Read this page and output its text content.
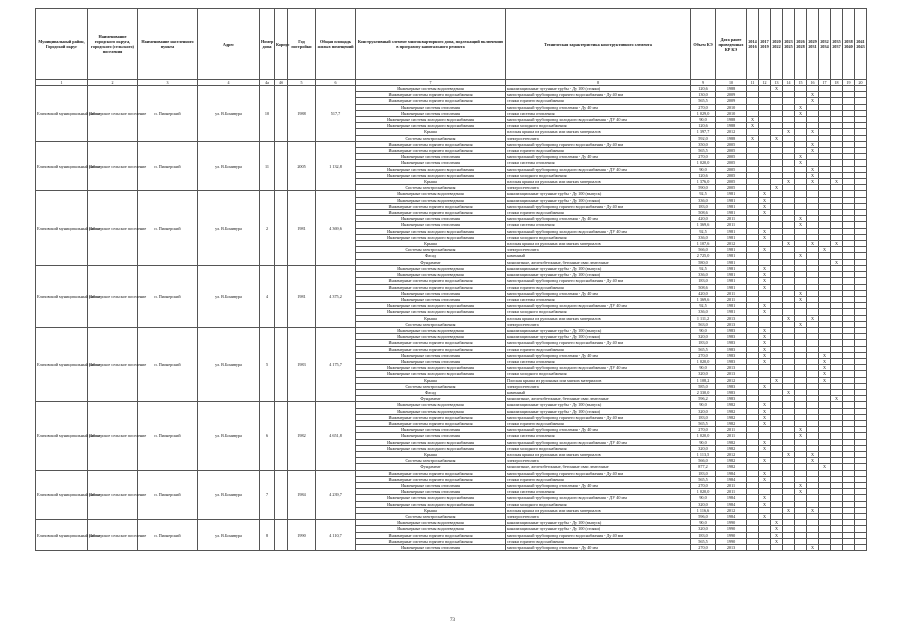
Муниципальный район, Городской округ	Наименование городского округа, городского (сельского) поселения	Наименование населенного пункта	Адрес	Номер дома	Корпус	Год постройки	Общая площадь жилых помещений	Конструктивный элемент многоквартирного дома, подлежащий включению в программу капитального ремонта	Техническая характеристика конструктивного элемента	Объем КЭ	Дата ранее проведенных КР КЭ	2014 2016	2017 2019	2020 2022	2023 2025	2026 2028	2029 2031	2032 2034	2035 2037	2038 2040	2041 2043
1	2	3	4	4a	4б	5	6	7	8	9	10	11	12	13	14	15	16	17	18	19	20
Елизовский муниципальный район	Пионерское сельское поселение	п. Пионерский	ул. В.Бонивура	10		1988	517,7	Инженерные системы водоотведения	канализационные чугунные трубы - Дy 100 (стояки)	120,6	1988			X							
								Инженерные системы горячего водоснабжения	магистральный трубопровод горячего водоснабжения - Дy 40 мм	130,0	2009						X				
								Инженерные системы горячего водоснабжения	стояки горячего водоснабжения	565,5	2009						X				
								Инженерные системы отопления	магистральный трубопровод отопления - Дy 40 мм	270,0	2010					X					
								Инженерные системы отопления	стояки системы отопления	1 029,0	2010					X					
								Инженерные системы холодного водоснабжения	магистральный трубопровод холодного водоснабжения - ДУ 40 мм	90,0	1988	X									
								Инженерные системы холодного водоснабжения	стояки холодного водоснабжения	120,6	1988	X									
								Крыша	плоская крыша из рулонных или мягких материалов	1 397,7	2012				X		X				
								Системы электроснабжения	электросетеплита	592,0	1988	X		X							
Елизовский муниципальный район	Пионерское сельское поселение	п. Пионерский	ул. В.Бонивура	11		2005	1 132,8	Инженерные системы горячего водоснабжения	магистральный трубопровод горячего водоснабжения - Дy 40 мм	350,0	2005						X				
								Инженерные системы горячего водоснабжения	стояки горячего водоснабжения	565,5	2005						X				
								Инженерные системы отопления	магистральный трубопровод отопления - Дy 40 мм	270,0	2005					X					
								Инженерные системы отопления	стояки системы отопления	1 020,0	2005					X					
								Инженерные системы холодного водоснабжения	магистральный трубопровод холодного водоснабжения - ДУ 40 мм	90,0	2005						X				
								Инженерные системы холодного водоснабжения	стояки холодного водоснабжения	120,6	2005						X				
								Крыша	плоская крыша из рулонных или мягких материалов	1 376,0	2005				X		X		X		
								Системы электроснабжения	электросетеплита	590,0	2005			X							
Елизовский муниципальный район	Пионерское сельское поселение	п. Пионерский	ул. В.Бонивура	2		1981	4 369,6	Инженерные системы водоотведения	канализационные чугунные трубы - Дy 100 (выпуск)	92,5	1981		X								
								Инженерные системы водоотведения	канализационные чугунные трубы - Дy 100 (стояки)	336,0	1981		X								
								Инженерные системы горячего водоснабжения	магистральный трубопровод горячего водоснабжения - Дy 40 мм	183,0	1981		X								
								Инженерные системы горячего водоснабжения	стояки горячего водоснабжения	508,6	1981		X								
								Инженерные системы отопления	магистральный трубопровод отопления - Дy 40 мм	420,0	2011					X					
								Инженерные системы отопления	стояки системы отопления	1 369,6	2011					X					
								Инженерные системы холодного водоснабжения	магистральный трубопровод холодного водоснабжения - ДУ 40 мм	92,5	1981		X								
								Инженерные системы холодного водоснабжения	стояки холодного водоснабжения	336,0	1981		X								
								Крыша	плоская крыша из рулонных или мягких материалов	1 107,6	2012				X		X		X		
								Системы электроснабжения	электросетеплита	566,0	1981		X					X			
								Фасад	каменный	2 725,0	1981					X					
								Фундамент	монолитные, железобетонные, бетонные сваи ленточные	580,0	1981								X		
Елизовский муниципальный район	Пионерское сельское поселение	п. Пионерский	ул. В.Бонивура	4		1981	4 375,2	Инженерные системы водоотведения	канализационные чугунные трубы - Дy 100 (выпуск)	92,5	1981		X								
								Инженерные системы водоотведения	канализационные чугунные трубы - Дy 100 (стояки)	336,0	1981		X								
								Инженерные системы горячего водоснабжения	магистральный трубопровод горячего водоснабжения - Дy 40 мм	183,0	1981		X								
								Инженерные системы горячего водоснабжения	стояки горячего водоснабжения	508,6	1981		X								
								Инженерные системы отопления	магистральный трубопровод отопления - Дy 40 мм	420,0	2011					X					
								Инженерные системы отопления	стояки системы отопления	1 369,6	2011					X					
								Инженерные системы холодного водоснабжения	магистральный трубопровод холодного водоснабжения - ДУ 40 мм	92,5	1981		X								
								Инженерные системы холодного водоснабжения	стояки холодного водоснабжения	336,0	1981		X								
								Крыша	плоская крыша из рулонных или мягких материалов	1 111,2	2013				X		X				
								Системы электроснабжения	электросетеплита	563,0	2013					X					
Елизовский муниципальный район	Пионерское сельское поселение	п. Пионерский	ул. В.Бонивура	5		1983	4 175,7	Инженерные системы водоотведения	канализационные чугунные трубы - Дy 100 (выпуск)	90,0	1983		X								
								Инженерные системы водоотведения	канализационные чугунные трубы - Дy 100 (стояки)	320,0	1983		X								
								Инженерные системы горячего водоснабжения	магистральный трубопровод горячего водоснабжения - Дy 40 мм	183,0	1983		X								
								Инженерные системы горячего водоснабжения	стояки горячего водоснабжения	565,5	1983		X								
								Инженерные системы отопления	магистральный трубопровод отопления - Дy 40 мм	270,0	1983		X					X			
								Инженерные системы отопления	стояки системы отопления	1 020,0	1983		X					X			
								Инженерные системы холодного водоснабжения	магистральный трубопровод холодного водоснабжения - ДУ 40 мм	90,0	2013							X			
								Инженерные системы холодного водоснабжения	стояки холодного водоснабжения	320,0	2013							X			
								Крыша	Плоская крыша из рулонных или мягких материалов	1 108,2	2012			X				X			
								Системы электроснабжения	электросетеплита	585,0	1983		X								
								Фасад	каменный	2 330,0	1983				X						
								Фундамент	монолитные, железобетонные, бетонные сваи ленточные	596,2	1983								X		
Елизовский муниципальный район	Пионерское сельское поселение	п. Пионерский	ул. В.Бонивура	6		1982	4 651,8	Инженерные системы водоотведения	канализационные чугунные трубы - Дy 100 (выпуск)	90,0	1982		X								
								Инженерные системы водоотведения	канализационные чугунные трубы - Дy 100 (стояки)	320,0	1982		X								
								Инженерные системы горячего водоснабжения	магистральный трубопровод горячего водоснабжения - Дy 40 мм	183,0	1982		X								
								Инженерные системы горячего водоснабжения	стояки горячего водоснабжения	565,5	1982		X								
								Инженерные системы отопления	магистральный трубопровод отопления - Дy 40 мм	270,0	2011					X					
								Инженерные системы отопления	стояки системы отопления	1 020,0	2011					X					
								Инженерные системы холодного водоснабжения	магистральный трубопровод холодного водоснабжения - ДУ 40 мм	90,0	1982		X								
								Инженерные системы холодного водоснабжения	стояки холодного водоснабжения	320,0	1982		X								
								Крыша	плоская крыша из рулонных или мягких материалов	1 113,5	2012				X		X				
								Системы электроснабжения	электросетеплита	566,0	1982		X				X				
								Фундамент	монолитные, железобетонные, бетонные сваи ленточные	877,2	1982							X			
Елизовский муниципальный район	Пионерское сельское поселение	п. Пионерский	ул. В.Бонивура	7		1984	4 239,7	Инженерные системы горячего водоснабжения	магистральный трубопровод горячего водоснабжения - Дy 40 мм	183,0	1984		X								
								Инженерные системы горячего водоснабжения	стояки горячего водоснабжения	565,5	1984		X								
								Инженерные системы отопления	магистральный трубопровод отопления - Дy 40 мм	270,0	2011					X					
								Инженерные системы отопления	стояки системы отопления	1 020,0	2011					X					
								Инженерные системы холодного водоснабжения	магистральный трубопровод холодного водоснабжения - ДУ 40 мм	90,0	1984		X								
								Инженерные системы холодного водоснабжения	стояки холодного водоснабжения	320,0	1984		X								
								Крыша	плоская крыша из рулонных или мягких материалов	1 116,6	2012				X		X				
								Системы электроснабжения	электросетеплита	596,0	1984		X								
Елизовский муниципальный район	Пионерское сельское поселение	п. Пионерский	ул. В.Бонивура	8		1990	4 110,7	Инженерные системы водоотведения	канализационные чугунные трубы - Дy 100 (выпуск)	90,0	1990			X							
								Инженерные системы водоотведения	канализационные чугунные трубы - Дy 100 (стояки)	320,0	1990			X							
								Инженерные системы горячего водоснабжения	магистральный трубопровод горячего водоснабжения - Дy 40 мм	183,0	1990			X							
								Инженерные системы горячего водоснабжения	стояки горячего водоснабжения	565,5	1990			X							
								Инженерные системы отопления	магистральный трубопровод отопления - Дy 40 мм	270,0	2013						X				
73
+ + + +
Spot every line that holds "ленточные" and copy it.

								Фундамент	монолитные, железобетонные, бетонные сваи ленточные	580,0	1981								X		
								Фундамент	монолитные, железобетонные, бетонные сваи ленточные	596,2	1983								X		
								Фундамент	монолитные, железобетонные, бетонные сваи ленточные	877,2	1982							X			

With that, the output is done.